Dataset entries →
○ ○ ○

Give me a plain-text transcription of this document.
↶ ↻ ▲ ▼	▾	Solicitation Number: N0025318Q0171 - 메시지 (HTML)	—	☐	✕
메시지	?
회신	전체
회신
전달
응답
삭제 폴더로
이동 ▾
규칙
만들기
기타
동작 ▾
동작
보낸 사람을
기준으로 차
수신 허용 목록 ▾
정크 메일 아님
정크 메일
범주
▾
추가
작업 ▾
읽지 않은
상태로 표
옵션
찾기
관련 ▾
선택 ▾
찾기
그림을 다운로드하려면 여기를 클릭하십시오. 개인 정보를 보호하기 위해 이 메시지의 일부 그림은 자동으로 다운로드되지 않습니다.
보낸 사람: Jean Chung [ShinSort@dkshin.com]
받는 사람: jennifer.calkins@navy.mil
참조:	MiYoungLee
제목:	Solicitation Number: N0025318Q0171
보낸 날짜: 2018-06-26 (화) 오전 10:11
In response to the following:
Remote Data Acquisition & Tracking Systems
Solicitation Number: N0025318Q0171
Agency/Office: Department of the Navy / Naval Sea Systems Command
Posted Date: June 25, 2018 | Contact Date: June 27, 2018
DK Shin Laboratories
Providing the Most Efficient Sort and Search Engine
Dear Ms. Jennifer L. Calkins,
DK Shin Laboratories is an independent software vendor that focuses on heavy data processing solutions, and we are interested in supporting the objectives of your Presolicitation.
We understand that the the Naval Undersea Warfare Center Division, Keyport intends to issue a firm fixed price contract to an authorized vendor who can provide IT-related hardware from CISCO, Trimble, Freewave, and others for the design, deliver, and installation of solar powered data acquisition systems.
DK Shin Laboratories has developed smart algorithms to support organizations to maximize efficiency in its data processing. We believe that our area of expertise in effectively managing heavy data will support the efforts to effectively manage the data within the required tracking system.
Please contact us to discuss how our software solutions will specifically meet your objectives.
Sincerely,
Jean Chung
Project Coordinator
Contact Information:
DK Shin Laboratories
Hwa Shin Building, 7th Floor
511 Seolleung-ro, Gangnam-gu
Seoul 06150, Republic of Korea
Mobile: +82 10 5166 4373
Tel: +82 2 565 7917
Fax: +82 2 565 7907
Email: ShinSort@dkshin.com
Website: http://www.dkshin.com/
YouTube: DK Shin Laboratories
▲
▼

○ ○ ○

Task prompt →
Exact copies of all the records are required.

Solution for this exercise →
Give me a plain-text transcription of this document.
↶ ↻ ▲ ▼	▾	Solicitation Number: N0025318Q0171 - 메시지 (HTML)	—	☐	✕
메시지	?
회신	전체
회신
전달
응답
삭제 폴더로
이동 ▾
규칙
만들기
기타
동작 ▾
동작
보낸 사람을
기준으로 차
수신 허용 목록 ▾
정크 메일 아님
정크 메일
범주
▾
추가
작업 ▾
읽지 않은
상태로 표
옵션
찾기
관련 ▾
선택 ▾
찾기
그림을 다운로드하려면 여기를 클릭하십시오. 개인 정보를 보호하기 위해 이 메시지의 일부 그림은 자동으로 다운로드되지 않습니다.
보낸 사람: Jean Chung [ShinSort@dkshin.com]
받는 사람: jennifer.calkins@navy.mil
참조:	MiYoungLee
제목:	Solicitation Number: N0025318Q0171
보낸 날짜: 2018-06-26 (화) 오전 10:11
In response to the following:
Remote Data Acquisition & Tracking Systems
Solicitation Number: N0025318Q0171
Agency/Office: Department of the Navy / Naval Sea Systems Command
Posted Date: June 25, 2018 | Contact Date: June 27, 2018
DK Shin Laboratories
Providing the Most Efficient Sort and Search Engine
Dear Ms. Jennifer L. Calkins,
DK Shin Laboratories is an independent software vendor that focuses on heavy data processing solutions, and we are interested in supporting the objectives of your Presolicitation.
We understand that the the Naval Undersea Warfare Center Division, Keyport intends to issue a firm fixed price contract to an authorized vendor who can provide IT-related hardware from CISCO, Trimble, Freewave, and others for the design, deliver, and installation of solar powered data acquisition systems.
DK Shin Laboratories has developed smart algorithms to support organizations to maximize efficiency in its data processing. We believe that our area of expertise in effectively managing heavy data will support the efforts to effectively manage the data within the required tracking system.
Please contact us to discuss how our software solutions will specifically meet your objectives.
Sincerely,
Jean Chung
Project Coordinator
Contact Information:
DK Shin Laboratories
Hwa Shin Building, 7th Floor
511 Seolleung-ro, Gangnam-gu
Seoul 06150, Republic of Korea
Mobile: +82 10 5166 4373
Tel: +82 2 565 7917
Fax: +82 2 565 7907
Email: ShinSort@dkshin.com
Website: http://www.dkshin.com/
YouTube: DK Shin Laboratories
▲
▼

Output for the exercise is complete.